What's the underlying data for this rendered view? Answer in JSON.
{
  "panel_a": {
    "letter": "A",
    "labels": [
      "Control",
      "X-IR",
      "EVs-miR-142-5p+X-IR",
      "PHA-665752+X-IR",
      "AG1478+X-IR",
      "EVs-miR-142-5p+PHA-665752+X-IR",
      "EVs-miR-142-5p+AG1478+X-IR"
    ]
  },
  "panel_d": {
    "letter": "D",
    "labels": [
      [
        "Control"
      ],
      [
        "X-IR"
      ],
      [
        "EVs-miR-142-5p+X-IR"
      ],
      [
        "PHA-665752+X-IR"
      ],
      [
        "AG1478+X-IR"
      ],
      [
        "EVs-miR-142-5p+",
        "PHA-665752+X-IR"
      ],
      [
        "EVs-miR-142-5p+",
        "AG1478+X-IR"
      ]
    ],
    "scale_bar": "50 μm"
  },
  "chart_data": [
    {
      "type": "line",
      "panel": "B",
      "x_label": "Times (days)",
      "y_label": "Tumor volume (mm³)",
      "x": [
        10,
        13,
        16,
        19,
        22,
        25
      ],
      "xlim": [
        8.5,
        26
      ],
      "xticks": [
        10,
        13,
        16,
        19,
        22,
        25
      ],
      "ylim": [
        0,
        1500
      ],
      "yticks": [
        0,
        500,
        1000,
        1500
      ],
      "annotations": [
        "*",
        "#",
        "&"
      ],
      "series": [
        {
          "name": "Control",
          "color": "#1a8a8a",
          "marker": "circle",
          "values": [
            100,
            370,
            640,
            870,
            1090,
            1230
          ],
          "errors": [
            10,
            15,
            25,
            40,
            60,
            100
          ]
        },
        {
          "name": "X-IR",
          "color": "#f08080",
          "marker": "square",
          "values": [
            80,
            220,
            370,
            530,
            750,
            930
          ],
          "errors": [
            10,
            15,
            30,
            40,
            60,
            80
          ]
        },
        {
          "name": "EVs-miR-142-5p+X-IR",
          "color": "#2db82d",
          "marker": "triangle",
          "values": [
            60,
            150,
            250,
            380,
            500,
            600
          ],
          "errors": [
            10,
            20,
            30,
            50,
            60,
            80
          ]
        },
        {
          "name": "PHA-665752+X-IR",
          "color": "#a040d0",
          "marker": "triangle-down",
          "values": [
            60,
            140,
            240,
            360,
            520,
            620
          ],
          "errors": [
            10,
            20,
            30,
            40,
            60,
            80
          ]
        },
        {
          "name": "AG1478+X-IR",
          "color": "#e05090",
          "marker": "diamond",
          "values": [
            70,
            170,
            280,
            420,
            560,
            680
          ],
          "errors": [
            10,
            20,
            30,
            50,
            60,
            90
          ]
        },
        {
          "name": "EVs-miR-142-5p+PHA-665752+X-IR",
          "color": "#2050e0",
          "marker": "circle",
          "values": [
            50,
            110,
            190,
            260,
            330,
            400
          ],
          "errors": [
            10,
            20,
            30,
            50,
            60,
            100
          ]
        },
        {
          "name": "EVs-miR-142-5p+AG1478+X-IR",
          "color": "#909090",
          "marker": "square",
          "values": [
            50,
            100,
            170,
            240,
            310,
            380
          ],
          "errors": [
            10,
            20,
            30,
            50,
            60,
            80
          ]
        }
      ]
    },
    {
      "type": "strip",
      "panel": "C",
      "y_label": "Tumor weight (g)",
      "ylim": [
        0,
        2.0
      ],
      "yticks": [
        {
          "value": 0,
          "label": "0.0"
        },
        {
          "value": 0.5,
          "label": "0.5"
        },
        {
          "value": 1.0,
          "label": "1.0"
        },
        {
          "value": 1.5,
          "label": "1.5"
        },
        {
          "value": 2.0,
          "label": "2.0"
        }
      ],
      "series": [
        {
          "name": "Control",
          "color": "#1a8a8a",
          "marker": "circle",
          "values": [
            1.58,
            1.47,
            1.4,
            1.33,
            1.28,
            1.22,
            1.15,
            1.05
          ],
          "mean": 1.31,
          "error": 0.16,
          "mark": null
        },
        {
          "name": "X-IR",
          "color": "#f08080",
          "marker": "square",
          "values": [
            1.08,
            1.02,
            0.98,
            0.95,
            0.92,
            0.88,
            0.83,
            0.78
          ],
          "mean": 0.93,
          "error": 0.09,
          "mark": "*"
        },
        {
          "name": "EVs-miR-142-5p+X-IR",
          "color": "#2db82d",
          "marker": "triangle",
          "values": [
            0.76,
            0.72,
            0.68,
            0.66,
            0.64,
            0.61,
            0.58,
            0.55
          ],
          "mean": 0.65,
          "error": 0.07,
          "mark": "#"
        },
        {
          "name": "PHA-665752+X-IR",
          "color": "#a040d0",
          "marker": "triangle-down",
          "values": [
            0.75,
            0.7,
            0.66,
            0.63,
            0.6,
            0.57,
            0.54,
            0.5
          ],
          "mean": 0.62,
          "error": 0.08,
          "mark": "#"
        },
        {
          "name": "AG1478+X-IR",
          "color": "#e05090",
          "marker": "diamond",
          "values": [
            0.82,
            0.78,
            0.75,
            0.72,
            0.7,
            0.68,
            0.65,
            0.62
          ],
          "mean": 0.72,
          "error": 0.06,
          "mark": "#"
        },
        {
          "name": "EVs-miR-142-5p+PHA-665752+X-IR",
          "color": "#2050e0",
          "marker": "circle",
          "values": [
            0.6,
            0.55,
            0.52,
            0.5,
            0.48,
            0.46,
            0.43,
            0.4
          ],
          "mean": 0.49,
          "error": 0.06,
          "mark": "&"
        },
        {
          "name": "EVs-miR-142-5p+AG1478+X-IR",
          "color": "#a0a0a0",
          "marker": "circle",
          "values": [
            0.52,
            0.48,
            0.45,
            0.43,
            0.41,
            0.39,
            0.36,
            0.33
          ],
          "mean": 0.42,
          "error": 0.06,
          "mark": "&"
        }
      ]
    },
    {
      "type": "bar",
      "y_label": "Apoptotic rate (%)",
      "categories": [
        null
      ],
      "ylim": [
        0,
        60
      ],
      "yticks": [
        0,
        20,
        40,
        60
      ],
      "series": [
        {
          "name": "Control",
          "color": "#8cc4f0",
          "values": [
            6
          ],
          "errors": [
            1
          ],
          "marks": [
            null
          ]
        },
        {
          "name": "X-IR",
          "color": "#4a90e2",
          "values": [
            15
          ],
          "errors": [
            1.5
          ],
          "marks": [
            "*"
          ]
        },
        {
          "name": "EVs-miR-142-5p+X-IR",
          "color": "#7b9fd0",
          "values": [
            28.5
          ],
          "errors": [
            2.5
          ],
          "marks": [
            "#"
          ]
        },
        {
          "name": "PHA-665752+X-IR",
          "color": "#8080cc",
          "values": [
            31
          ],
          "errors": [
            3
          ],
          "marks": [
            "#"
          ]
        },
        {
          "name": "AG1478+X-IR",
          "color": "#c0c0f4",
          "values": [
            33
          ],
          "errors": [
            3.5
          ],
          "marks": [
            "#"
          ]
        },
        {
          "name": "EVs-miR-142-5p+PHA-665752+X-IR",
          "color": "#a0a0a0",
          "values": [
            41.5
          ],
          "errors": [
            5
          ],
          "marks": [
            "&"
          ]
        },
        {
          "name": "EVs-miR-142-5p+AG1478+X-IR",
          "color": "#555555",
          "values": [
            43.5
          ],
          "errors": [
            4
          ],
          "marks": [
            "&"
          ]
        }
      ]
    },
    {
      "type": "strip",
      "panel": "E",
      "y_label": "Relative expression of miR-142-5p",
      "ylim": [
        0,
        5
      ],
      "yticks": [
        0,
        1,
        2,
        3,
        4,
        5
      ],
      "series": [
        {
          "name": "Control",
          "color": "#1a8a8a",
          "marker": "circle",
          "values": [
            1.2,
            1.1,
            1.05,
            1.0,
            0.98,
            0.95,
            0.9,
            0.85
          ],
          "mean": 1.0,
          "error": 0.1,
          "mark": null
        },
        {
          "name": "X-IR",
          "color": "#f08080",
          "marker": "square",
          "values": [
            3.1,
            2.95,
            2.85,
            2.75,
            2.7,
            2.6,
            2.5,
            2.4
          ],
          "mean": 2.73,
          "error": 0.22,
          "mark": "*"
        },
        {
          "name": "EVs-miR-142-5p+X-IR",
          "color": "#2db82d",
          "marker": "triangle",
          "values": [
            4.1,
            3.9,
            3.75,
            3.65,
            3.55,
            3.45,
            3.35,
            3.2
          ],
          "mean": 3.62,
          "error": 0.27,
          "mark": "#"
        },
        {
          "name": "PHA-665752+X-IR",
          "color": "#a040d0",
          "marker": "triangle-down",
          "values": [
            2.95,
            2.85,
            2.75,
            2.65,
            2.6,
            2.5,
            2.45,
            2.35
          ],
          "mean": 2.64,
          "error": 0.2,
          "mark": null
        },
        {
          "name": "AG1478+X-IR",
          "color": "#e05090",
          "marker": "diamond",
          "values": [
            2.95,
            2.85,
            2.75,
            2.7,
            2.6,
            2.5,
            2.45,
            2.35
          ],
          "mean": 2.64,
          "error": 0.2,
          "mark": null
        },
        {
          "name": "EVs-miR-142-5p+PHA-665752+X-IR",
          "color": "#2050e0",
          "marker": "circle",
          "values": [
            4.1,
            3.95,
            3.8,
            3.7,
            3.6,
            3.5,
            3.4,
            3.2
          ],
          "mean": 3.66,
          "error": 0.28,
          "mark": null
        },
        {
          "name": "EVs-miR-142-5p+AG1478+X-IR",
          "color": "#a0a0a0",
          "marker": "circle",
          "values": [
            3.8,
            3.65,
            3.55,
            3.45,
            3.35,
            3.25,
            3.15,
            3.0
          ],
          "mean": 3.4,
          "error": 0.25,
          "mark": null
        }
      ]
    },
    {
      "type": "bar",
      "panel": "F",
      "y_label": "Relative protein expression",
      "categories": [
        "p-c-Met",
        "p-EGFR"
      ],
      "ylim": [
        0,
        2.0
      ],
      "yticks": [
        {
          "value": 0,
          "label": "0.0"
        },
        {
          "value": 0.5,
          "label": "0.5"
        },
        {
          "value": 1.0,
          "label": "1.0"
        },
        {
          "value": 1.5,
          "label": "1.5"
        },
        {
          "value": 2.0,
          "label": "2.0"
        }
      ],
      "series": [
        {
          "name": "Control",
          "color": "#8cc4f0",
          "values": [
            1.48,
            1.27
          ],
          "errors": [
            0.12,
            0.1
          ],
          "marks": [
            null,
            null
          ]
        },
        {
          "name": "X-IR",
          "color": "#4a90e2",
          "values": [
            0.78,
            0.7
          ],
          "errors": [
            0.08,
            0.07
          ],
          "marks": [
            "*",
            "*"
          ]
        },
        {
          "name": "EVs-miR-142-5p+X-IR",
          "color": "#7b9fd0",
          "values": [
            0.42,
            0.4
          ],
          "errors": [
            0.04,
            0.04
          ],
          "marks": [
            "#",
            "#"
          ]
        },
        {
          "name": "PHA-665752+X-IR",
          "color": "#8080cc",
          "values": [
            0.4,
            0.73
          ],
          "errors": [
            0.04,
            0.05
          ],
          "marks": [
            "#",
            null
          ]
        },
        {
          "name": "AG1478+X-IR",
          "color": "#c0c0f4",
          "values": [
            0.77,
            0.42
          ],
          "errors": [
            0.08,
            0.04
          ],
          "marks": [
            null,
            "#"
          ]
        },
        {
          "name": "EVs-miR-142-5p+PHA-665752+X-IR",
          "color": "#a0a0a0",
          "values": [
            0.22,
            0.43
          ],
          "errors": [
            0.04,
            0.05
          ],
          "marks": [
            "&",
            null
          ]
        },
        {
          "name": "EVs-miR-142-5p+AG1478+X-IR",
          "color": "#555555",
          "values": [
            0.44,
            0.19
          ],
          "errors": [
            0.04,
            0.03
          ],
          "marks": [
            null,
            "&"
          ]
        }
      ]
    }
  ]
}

• [Problem]
Show a copy of each line from the data that includes the word "Tumor".

• [Response]
      "y_label": "Tumor volume (mm³)",
      "y_label": "Tumor weight (g)",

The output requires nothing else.